What you will do |
Select lines where the word "everything" appears.

Saved entries |
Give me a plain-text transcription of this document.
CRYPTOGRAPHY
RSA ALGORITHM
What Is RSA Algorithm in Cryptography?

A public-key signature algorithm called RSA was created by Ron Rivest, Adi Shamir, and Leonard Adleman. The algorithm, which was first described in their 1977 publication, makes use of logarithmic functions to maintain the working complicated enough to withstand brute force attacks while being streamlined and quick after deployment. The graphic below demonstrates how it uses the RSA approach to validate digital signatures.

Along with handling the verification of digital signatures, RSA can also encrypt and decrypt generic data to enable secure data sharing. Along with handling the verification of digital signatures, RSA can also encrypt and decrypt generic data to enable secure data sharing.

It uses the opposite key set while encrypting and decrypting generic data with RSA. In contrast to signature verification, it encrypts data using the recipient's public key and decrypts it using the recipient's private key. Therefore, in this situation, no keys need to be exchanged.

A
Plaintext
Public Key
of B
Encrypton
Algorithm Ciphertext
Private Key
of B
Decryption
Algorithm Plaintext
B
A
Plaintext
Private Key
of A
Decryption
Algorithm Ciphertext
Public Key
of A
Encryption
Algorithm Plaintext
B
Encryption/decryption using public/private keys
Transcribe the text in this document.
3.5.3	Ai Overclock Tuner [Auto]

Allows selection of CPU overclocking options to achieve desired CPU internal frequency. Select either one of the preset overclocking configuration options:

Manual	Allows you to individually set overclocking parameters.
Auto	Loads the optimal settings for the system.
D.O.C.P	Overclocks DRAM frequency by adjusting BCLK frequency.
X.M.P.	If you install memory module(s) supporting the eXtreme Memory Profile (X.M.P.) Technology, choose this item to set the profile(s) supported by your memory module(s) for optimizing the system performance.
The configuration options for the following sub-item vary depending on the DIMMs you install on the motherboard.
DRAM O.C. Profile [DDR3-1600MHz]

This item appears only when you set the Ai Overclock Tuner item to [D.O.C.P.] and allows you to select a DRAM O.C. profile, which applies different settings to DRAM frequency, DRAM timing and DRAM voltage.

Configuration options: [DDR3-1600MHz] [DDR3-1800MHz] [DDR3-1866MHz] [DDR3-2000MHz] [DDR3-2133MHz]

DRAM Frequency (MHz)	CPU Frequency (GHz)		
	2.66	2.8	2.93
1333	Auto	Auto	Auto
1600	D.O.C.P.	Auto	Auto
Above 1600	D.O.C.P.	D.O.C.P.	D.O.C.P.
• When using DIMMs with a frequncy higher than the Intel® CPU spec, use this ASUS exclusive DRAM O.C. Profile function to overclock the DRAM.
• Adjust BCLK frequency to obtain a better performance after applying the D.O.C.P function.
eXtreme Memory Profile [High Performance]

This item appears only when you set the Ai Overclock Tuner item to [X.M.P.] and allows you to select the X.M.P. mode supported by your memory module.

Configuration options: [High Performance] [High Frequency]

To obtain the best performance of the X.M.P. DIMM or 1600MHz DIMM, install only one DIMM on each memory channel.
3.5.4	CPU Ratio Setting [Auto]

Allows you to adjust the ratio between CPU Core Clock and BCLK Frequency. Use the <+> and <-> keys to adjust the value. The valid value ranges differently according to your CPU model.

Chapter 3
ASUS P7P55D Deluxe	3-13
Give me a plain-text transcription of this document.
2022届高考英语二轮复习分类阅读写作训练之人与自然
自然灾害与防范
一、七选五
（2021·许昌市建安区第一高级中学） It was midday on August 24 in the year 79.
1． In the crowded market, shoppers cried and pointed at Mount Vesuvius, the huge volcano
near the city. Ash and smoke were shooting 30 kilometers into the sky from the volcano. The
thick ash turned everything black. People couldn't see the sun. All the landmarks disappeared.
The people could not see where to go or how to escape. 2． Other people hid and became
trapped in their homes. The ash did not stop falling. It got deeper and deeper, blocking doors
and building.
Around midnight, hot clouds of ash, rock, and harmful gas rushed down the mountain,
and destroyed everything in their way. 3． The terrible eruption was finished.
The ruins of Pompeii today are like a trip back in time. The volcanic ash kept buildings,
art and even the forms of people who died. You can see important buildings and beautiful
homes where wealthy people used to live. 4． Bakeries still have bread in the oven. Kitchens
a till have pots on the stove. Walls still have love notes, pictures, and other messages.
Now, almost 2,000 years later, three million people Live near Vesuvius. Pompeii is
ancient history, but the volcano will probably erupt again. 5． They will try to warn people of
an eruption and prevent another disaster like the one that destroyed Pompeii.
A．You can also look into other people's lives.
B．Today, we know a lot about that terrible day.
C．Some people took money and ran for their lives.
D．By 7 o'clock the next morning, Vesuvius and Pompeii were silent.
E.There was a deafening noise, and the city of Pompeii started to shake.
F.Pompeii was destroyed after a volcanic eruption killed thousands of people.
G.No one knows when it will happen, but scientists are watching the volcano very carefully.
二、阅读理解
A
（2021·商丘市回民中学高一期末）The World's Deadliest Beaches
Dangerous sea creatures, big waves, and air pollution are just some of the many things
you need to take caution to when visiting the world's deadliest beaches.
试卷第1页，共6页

Answer to the problem |
thick ash turned everything black. People couldn't see the sun. All the landmarks disappeared.
and destroyed everything in their way. 3． The terrible eruption was finished.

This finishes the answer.